━━━━━ Provided data
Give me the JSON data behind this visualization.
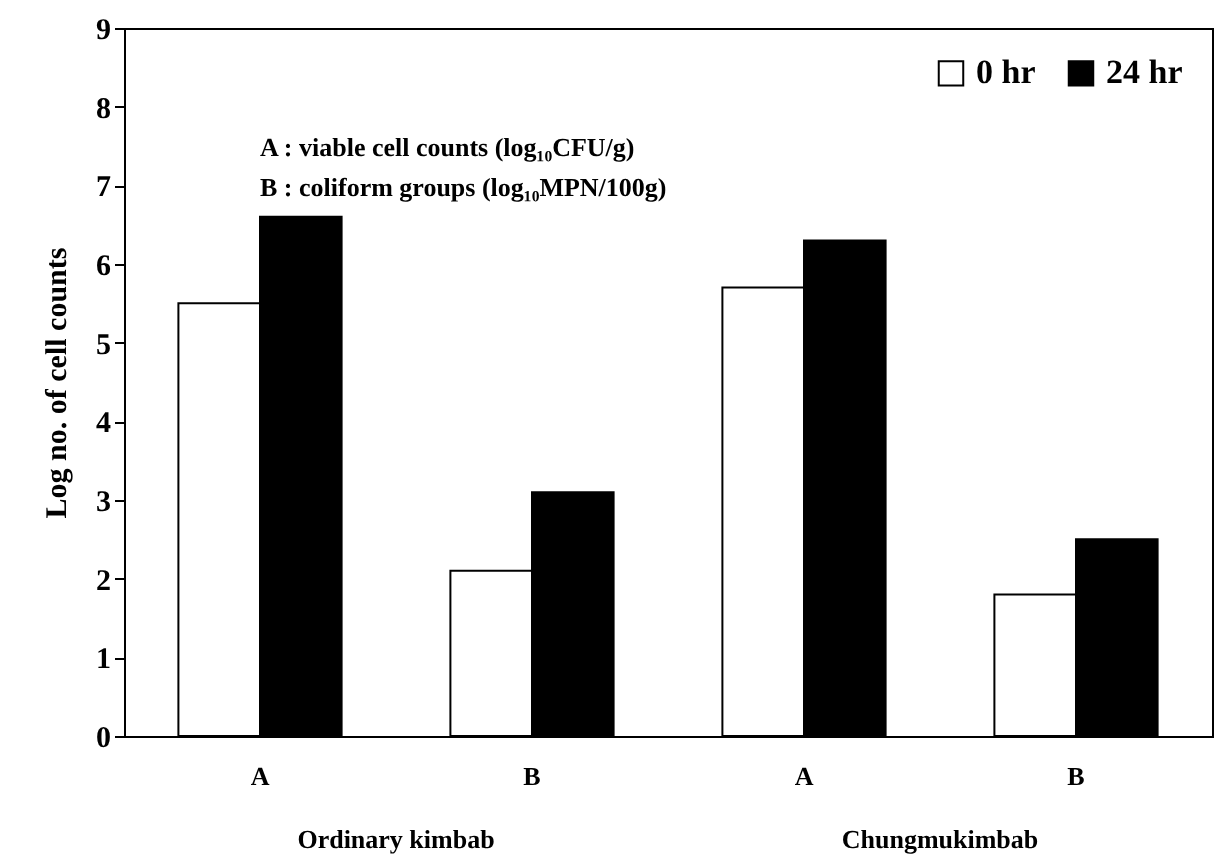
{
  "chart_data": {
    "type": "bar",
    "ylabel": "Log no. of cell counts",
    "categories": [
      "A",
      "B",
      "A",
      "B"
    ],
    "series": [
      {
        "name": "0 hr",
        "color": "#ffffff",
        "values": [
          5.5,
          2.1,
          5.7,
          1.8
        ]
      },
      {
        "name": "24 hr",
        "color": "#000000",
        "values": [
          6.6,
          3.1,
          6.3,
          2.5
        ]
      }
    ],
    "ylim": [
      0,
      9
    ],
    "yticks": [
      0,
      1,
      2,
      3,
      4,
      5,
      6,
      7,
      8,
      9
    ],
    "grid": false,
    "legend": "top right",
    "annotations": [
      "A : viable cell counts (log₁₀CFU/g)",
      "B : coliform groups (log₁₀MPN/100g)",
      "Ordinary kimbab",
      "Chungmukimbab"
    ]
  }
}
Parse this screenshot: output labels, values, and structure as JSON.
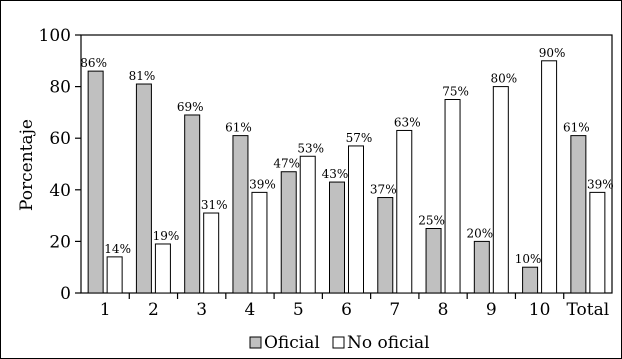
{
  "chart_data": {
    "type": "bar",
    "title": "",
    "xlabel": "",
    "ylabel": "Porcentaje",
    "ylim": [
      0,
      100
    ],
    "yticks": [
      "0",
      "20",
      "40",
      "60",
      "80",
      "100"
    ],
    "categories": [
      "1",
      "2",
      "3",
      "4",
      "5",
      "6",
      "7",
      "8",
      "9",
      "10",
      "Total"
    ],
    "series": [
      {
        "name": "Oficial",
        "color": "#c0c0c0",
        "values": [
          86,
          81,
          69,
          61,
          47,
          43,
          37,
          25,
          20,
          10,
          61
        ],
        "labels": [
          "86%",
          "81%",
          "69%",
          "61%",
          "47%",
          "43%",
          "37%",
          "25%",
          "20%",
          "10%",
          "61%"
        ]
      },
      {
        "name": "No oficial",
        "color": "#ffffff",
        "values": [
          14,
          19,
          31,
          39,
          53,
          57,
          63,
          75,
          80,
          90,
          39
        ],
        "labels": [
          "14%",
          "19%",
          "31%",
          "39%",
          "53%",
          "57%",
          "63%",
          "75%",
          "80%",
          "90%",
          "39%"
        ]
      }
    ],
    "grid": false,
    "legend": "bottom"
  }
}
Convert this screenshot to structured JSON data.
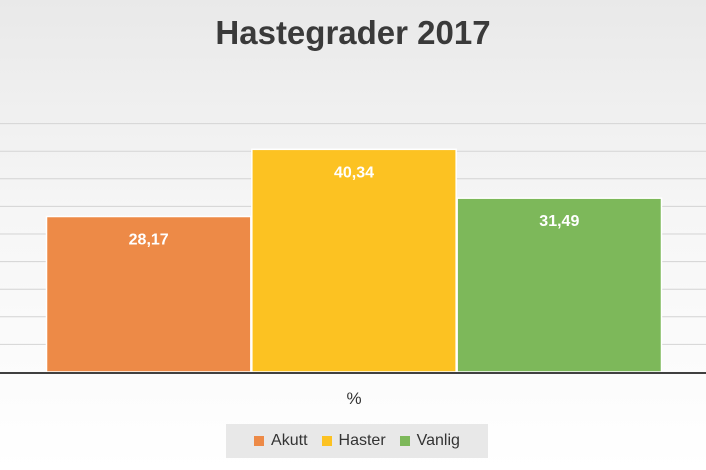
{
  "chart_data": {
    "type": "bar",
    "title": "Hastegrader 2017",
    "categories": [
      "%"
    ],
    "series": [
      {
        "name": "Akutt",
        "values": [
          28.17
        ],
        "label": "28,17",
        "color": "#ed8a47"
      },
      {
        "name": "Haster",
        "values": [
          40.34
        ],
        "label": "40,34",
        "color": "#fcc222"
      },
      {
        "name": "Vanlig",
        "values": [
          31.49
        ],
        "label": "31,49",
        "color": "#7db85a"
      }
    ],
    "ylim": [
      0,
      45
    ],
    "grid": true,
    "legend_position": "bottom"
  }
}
━━━━━━━━━━
What this task involves
Track down every line holding the string "JSON" and copy it.

Exercise output
Give me the JSON data behind this visualization.
Parse this screenshot: output labels, values, and structure as JSON.
Convert this screenshot to structured JSON data.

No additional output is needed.